> _PROBLEM TO SOLVE_
Search the data for the string "name" and gather each line it is in.

* start RECORDS PROVIDED *

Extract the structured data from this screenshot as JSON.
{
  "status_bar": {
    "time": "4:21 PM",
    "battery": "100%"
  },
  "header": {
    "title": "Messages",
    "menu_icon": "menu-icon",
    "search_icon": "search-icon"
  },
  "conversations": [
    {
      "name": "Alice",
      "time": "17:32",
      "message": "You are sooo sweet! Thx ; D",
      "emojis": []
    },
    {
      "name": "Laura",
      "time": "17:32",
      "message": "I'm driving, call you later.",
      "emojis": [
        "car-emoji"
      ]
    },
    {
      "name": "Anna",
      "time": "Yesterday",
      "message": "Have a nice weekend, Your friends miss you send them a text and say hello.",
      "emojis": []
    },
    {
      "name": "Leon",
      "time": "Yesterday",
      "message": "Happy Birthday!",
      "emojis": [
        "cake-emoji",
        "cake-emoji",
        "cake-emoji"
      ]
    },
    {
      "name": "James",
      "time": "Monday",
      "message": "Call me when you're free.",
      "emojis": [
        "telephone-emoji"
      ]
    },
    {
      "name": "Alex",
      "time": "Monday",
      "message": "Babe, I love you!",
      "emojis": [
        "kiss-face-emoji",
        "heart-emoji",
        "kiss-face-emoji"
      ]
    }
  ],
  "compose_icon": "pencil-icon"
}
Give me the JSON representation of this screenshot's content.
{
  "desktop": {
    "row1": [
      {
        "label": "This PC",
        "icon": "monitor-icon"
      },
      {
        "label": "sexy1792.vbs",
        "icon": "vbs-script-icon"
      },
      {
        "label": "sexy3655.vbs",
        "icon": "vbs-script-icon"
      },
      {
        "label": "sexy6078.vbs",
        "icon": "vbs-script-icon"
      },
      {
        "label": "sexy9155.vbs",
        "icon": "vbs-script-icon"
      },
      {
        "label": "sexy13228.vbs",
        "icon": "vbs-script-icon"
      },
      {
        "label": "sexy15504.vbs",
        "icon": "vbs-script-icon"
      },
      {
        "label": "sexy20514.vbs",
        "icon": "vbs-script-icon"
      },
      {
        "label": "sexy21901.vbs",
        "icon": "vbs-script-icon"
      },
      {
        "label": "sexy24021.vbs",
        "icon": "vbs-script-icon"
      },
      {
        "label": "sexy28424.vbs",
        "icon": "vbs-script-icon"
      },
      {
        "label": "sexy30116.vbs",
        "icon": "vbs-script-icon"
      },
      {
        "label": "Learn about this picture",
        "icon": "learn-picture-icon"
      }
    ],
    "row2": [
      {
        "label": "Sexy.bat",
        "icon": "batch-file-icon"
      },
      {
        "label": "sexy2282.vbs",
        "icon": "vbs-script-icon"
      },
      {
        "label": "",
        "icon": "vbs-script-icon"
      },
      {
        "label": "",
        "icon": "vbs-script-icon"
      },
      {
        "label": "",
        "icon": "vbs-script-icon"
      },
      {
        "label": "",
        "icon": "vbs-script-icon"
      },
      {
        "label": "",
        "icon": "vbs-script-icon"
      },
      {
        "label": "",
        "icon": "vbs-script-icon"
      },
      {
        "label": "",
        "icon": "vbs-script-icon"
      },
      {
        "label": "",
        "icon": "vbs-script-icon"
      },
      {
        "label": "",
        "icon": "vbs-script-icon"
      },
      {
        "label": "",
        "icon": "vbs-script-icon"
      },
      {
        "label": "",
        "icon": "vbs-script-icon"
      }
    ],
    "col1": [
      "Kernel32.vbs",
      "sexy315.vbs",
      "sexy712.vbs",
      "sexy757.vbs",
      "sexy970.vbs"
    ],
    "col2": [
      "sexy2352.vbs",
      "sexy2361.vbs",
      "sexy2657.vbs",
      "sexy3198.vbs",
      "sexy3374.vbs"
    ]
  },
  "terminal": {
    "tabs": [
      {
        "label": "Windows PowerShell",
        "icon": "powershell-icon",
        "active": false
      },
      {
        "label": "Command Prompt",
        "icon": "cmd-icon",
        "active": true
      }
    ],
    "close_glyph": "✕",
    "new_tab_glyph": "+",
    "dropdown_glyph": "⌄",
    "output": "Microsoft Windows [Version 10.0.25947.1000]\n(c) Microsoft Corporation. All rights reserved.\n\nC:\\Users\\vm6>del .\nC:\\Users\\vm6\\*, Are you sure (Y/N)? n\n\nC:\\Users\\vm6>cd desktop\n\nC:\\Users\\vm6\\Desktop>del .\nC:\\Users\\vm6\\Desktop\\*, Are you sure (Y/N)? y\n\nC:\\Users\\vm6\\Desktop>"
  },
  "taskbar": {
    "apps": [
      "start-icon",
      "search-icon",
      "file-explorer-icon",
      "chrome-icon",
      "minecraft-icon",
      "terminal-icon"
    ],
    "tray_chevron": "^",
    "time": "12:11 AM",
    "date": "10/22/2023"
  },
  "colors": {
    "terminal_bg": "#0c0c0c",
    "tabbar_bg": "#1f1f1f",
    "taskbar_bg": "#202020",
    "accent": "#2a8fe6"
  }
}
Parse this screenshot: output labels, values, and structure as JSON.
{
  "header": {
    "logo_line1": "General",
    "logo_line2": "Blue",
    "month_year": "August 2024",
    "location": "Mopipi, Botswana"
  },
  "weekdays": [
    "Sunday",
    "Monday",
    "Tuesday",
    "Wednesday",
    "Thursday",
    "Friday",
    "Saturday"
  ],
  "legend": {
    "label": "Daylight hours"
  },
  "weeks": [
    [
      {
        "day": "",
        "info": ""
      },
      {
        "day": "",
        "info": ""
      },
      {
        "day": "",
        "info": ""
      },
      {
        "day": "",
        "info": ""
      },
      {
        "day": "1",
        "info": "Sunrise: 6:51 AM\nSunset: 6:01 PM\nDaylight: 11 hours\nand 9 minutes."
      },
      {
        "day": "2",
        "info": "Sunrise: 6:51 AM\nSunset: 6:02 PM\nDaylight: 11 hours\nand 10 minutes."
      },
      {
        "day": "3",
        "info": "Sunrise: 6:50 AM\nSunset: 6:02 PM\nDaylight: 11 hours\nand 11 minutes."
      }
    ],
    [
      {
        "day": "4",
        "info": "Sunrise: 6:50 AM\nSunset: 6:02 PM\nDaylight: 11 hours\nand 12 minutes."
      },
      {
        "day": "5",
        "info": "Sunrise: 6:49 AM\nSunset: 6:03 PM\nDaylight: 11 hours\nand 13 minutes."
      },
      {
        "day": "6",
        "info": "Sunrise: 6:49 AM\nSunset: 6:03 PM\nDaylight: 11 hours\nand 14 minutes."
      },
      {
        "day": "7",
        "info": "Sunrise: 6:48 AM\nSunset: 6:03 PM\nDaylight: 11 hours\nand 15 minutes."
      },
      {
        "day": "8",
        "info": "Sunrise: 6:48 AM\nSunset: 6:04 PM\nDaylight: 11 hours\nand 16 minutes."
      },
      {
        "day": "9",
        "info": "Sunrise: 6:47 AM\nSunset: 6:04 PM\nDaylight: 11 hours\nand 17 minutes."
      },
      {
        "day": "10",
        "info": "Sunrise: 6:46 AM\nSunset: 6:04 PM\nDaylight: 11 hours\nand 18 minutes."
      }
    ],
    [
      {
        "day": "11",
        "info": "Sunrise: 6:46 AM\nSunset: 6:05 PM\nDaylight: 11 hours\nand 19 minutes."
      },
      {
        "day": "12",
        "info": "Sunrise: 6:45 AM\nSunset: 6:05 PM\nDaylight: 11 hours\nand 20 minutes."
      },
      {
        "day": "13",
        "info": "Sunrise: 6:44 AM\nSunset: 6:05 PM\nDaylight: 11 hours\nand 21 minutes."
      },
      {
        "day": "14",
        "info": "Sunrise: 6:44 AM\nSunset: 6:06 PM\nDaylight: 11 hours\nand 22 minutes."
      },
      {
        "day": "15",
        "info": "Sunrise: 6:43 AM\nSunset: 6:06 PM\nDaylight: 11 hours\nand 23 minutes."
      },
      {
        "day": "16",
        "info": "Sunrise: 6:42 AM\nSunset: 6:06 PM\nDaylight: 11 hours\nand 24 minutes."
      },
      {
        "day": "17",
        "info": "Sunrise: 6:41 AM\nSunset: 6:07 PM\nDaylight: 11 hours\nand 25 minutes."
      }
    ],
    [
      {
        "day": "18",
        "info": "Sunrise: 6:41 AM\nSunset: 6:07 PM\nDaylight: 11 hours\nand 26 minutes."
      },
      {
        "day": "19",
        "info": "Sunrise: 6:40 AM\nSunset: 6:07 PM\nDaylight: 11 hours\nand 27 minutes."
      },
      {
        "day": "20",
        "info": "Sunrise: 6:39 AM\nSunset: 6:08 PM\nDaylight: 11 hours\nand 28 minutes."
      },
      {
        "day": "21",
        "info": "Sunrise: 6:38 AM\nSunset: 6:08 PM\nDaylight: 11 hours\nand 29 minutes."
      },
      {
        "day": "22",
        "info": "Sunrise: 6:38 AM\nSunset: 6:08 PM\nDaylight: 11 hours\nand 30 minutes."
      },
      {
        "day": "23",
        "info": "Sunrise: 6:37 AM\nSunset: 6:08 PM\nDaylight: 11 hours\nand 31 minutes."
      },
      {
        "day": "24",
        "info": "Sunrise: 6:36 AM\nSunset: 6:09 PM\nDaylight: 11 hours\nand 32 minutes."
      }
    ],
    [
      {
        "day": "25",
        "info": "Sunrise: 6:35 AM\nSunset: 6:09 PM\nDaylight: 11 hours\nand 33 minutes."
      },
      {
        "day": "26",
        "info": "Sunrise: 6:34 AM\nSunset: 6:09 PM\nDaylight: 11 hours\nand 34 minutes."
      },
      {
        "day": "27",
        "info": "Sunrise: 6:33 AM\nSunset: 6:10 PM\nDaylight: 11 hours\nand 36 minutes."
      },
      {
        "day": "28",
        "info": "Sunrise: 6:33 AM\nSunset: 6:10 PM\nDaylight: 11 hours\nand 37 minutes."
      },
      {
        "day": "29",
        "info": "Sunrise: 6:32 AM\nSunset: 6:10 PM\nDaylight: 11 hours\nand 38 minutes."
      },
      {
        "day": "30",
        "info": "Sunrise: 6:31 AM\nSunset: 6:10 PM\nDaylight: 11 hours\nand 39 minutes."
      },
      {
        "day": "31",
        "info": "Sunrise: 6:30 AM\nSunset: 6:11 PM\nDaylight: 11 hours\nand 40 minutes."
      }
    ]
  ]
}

* end RECORDS PROVIDED *

> _FULL SOLUTION_
      "name": "Alice",
      "name": "Laura",
      "name": "Anna",
      "name": "Leon",
      "name": "James",
      "name": "Alex",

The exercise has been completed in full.